## start

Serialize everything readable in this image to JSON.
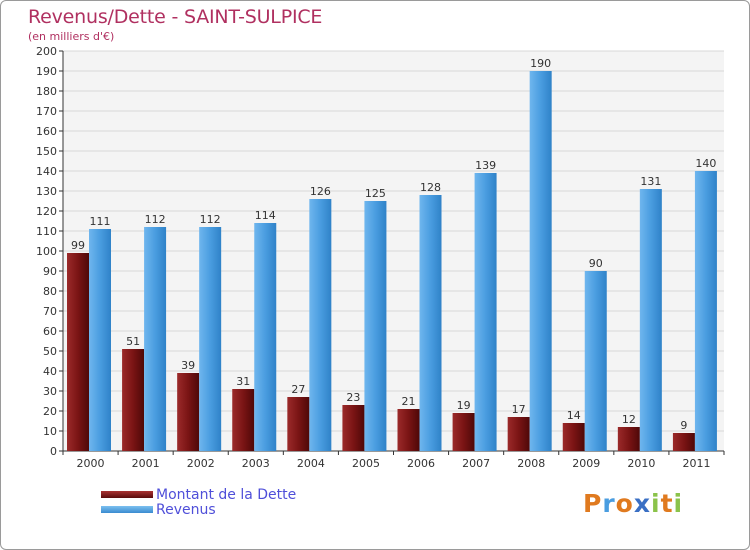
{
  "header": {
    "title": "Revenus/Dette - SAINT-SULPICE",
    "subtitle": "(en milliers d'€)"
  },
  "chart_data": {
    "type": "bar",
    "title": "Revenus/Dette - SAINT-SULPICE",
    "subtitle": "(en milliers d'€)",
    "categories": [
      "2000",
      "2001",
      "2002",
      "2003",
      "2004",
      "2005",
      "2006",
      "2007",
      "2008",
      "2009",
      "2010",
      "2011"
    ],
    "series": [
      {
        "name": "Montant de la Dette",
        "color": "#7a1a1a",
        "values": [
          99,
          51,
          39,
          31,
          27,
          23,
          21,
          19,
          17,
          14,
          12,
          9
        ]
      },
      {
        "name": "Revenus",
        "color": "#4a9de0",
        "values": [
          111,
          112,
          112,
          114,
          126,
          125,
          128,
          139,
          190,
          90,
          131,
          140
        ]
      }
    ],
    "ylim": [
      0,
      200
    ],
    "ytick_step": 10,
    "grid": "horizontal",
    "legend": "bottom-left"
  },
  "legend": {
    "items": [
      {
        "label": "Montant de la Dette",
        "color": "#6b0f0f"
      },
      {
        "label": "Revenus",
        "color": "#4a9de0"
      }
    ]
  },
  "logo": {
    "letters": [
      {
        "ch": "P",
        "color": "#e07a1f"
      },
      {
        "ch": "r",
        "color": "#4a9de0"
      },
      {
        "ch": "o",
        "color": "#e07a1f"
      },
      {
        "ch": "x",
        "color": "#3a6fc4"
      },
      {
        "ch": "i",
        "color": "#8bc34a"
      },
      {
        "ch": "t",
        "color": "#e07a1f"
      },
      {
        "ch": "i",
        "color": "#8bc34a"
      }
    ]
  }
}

## end
## start

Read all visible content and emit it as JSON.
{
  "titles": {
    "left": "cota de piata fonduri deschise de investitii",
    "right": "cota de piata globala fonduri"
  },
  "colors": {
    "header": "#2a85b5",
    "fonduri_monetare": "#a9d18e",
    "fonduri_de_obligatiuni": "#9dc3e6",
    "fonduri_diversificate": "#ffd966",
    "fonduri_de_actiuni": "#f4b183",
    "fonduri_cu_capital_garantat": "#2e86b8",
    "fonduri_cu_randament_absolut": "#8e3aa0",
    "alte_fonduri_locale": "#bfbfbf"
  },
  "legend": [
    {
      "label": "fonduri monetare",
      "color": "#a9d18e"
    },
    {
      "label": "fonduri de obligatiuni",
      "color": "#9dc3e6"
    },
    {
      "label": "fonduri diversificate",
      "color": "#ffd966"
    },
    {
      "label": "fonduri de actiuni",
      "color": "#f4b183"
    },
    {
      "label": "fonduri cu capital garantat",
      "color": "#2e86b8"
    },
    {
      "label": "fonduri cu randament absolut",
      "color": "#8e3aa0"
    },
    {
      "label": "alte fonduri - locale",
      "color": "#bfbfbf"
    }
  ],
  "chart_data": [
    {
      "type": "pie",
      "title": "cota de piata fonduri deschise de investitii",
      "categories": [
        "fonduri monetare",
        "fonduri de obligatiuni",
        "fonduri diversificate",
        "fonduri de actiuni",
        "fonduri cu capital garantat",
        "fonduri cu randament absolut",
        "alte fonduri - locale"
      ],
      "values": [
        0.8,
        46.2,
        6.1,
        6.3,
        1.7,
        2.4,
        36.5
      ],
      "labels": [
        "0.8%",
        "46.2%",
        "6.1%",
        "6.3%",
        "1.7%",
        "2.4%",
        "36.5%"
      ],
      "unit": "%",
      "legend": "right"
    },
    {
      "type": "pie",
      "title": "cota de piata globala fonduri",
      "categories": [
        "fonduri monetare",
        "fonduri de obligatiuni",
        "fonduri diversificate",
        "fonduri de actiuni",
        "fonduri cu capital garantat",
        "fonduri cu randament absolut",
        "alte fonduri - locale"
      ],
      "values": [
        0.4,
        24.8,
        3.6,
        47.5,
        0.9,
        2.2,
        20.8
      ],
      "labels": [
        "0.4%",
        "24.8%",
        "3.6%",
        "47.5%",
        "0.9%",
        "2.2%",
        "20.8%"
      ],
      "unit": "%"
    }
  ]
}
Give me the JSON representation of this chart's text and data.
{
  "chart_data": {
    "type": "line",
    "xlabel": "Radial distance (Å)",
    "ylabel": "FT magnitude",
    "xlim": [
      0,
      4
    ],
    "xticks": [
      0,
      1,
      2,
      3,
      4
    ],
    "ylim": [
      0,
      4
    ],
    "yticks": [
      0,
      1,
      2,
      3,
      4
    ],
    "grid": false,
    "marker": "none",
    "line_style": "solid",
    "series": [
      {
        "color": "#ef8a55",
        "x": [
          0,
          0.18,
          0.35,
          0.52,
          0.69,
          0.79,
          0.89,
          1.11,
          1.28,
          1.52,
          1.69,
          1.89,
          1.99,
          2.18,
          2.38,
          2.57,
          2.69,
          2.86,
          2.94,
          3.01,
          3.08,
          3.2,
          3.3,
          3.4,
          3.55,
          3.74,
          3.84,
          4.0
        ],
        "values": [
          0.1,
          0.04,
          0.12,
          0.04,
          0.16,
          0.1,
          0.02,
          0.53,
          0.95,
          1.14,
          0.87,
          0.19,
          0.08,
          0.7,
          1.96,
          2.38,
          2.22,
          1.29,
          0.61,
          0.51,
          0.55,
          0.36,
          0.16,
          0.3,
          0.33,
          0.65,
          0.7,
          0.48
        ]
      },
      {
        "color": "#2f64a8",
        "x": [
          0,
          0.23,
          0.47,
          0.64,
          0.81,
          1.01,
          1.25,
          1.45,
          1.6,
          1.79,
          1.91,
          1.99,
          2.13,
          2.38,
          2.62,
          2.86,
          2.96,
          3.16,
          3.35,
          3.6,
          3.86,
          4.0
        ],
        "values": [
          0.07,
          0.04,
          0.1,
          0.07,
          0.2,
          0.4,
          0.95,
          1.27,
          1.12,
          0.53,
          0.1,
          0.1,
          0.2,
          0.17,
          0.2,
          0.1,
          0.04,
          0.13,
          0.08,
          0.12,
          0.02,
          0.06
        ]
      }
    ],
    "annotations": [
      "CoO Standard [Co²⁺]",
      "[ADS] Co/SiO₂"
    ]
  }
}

## end
## start

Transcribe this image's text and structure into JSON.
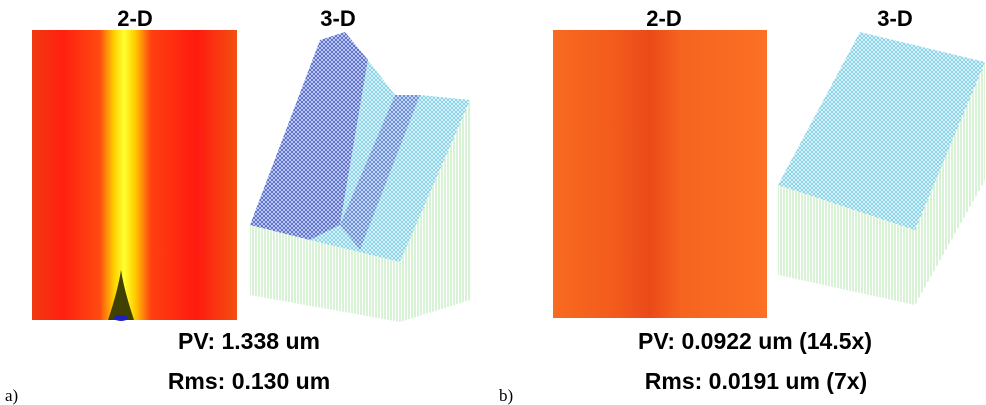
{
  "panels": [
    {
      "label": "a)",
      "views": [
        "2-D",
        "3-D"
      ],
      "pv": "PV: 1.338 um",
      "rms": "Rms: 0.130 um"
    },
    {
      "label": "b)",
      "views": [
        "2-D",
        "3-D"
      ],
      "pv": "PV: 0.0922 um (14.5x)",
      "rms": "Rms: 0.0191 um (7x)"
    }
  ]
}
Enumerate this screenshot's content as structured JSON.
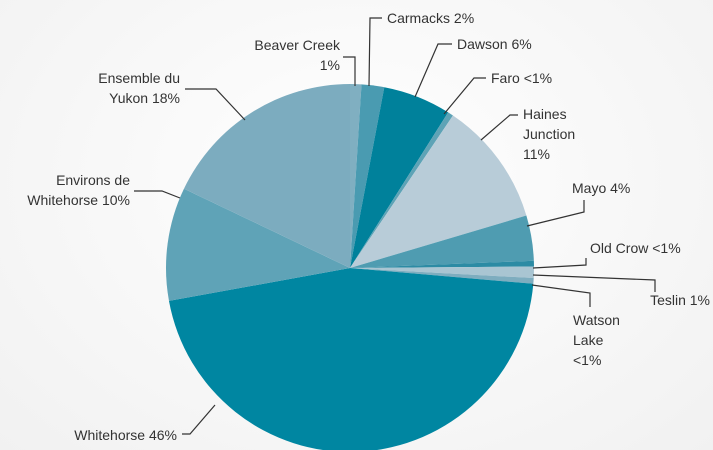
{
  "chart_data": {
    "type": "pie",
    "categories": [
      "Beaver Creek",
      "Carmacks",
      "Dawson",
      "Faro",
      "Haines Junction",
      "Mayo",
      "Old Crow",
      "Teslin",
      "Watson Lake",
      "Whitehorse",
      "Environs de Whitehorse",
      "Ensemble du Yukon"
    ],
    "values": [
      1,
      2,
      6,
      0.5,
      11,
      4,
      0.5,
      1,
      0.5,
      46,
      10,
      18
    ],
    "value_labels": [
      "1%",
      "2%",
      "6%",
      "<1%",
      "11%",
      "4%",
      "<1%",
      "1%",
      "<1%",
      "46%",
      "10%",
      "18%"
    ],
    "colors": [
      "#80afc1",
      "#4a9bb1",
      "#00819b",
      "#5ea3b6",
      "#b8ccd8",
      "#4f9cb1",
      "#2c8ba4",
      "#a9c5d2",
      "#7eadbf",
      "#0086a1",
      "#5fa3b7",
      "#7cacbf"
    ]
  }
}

## end

Directions for this task: Filter out every line that lacks the word "text", and copy the rest.

Reply:
Give me the JSON representation of this chart's text and data.
Transcribe this image's text and structure into JSON.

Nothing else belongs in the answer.